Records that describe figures
** begin **
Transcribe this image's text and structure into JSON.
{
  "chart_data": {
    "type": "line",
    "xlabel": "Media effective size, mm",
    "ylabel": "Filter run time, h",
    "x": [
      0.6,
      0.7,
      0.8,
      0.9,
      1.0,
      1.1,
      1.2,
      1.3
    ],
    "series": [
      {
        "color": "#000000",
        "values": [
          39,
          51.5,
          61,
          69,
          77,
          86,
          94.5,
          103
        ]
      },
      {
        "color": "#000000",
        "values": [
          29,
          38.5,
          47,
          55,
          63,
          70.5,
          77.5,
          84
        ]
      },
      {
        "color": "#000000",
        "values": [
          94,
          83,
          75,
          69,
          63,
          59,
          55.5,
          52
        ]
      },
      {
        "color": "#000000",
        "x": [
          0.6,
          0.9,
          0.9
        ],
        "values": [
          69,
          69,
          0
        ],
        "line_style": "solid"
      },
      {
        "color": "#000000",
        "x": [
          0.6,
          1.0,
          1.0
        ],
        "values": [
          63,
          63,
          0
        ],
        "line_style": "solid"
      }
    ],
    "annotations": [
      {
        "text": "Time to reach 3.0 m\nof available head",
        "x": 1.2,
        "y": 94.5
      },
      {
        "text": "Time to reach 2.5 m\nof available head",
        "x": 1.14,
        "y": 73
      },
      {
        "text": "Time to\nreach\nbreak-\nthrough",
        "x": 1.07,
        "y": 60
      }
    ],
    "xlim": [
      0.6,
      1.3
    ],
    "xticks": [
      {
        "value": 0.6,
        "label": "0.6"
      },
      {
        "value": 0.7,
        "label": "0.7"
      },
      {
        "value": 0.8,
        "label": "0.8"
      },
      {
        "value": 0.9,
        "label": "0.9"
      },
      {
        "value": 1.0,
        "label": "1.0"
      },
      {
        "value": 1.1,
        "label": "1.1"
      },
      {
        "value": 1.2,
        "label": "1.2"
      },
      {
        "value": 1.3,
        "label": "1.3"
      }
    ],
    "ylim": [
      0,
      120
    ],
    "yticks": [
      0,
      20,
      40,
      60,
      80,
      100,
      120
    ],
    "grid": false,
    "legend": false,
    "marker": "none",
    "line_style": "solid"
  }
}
** end **
## Stated goal
Write down the full listing again, exactly.

## Solution
Transcribe this image's text and structure into JSON.
{
  "chart_data": {
    "type": "line",
    "xlabel": "Media effective size, mm",
    "ylabel": "Filter run time, h",
    "x": [
      0.6,
      0.7,
      0.8,
      0.9,
      1.0,
      1.1,
      1.2,
      1.3
    ],
    "series": [
      {
        "color": "#000000",
        "values": [
          39,
          51.5,
          61,
          69,
          77,
          86,
          94.5,
          103
        ]
      },
      {
        "color": "#000000",
        "values": [
          29,
          38.5,
          47,
          55,
          63,
          70.5,
          77.5,
          84
        ]
      },
      {
        "color": "#000000",
        "values": [
          94,
          83,
          75,
          69,
          63,
          59,
          55.5,
          52
        ]
      },
      {
        "color": "#000000",
        "x": [
          0.6,
          0.9,
          0.9
        ],
        "values": [
          69,
          69,
          0
        ],
        "line_style": "solid"
      },
      {
        "color": "#000000",
        "x": [
          0.6,
          1.0,
          1.0
        ],
        "values": [
          63,
          63,
          0
        ],
        "line_style": "solid"
      }
    ],
    "annotations": [
      {
        "text": "Time to reach 3.0 m\nof available head",
        "x": 1.2,
        "y": 94.5
      },
      {
        "text": "Time to reach 2.5 m\nof available head",
        "x": 1.14,
        "y": 73
      },
      {
        "text": "Time to\nreach\nbreak-\nthrough",
        "x": 1.07,
        "y": 60
      }
    ],
    "xlim": [
      0.6,
      1.3
    ],
    "xticks": [
      {
        "value": 0.6,
        "label": "0.6"
      },
      {
        "value": 0.7,
        "label": "0.7"
      },
      {
        "value": 0.8,
        "label": "0.8"
      },
      {
        "value": 0.9,
        "label": "0.9"
      },
      {
        "value": 1.0,
        "label": "1.0"
      },
      {
        "value": 1.1,
        "label": "1.1"
      },
      {
        "value": 1.2,
        "label": "1.2"
      },
      {
        "value": 1.3,
        "label": "1.3"
      }
    ],
    "ylim": [
      0,
      120
    ],
    "yticks": [
      0,
      20,
      40,
      60,
      80,
      100,
      120
    ],
    "grid": false,
    "legend": false,
    "marker": "none",
    "line_style": "solid"
  }
}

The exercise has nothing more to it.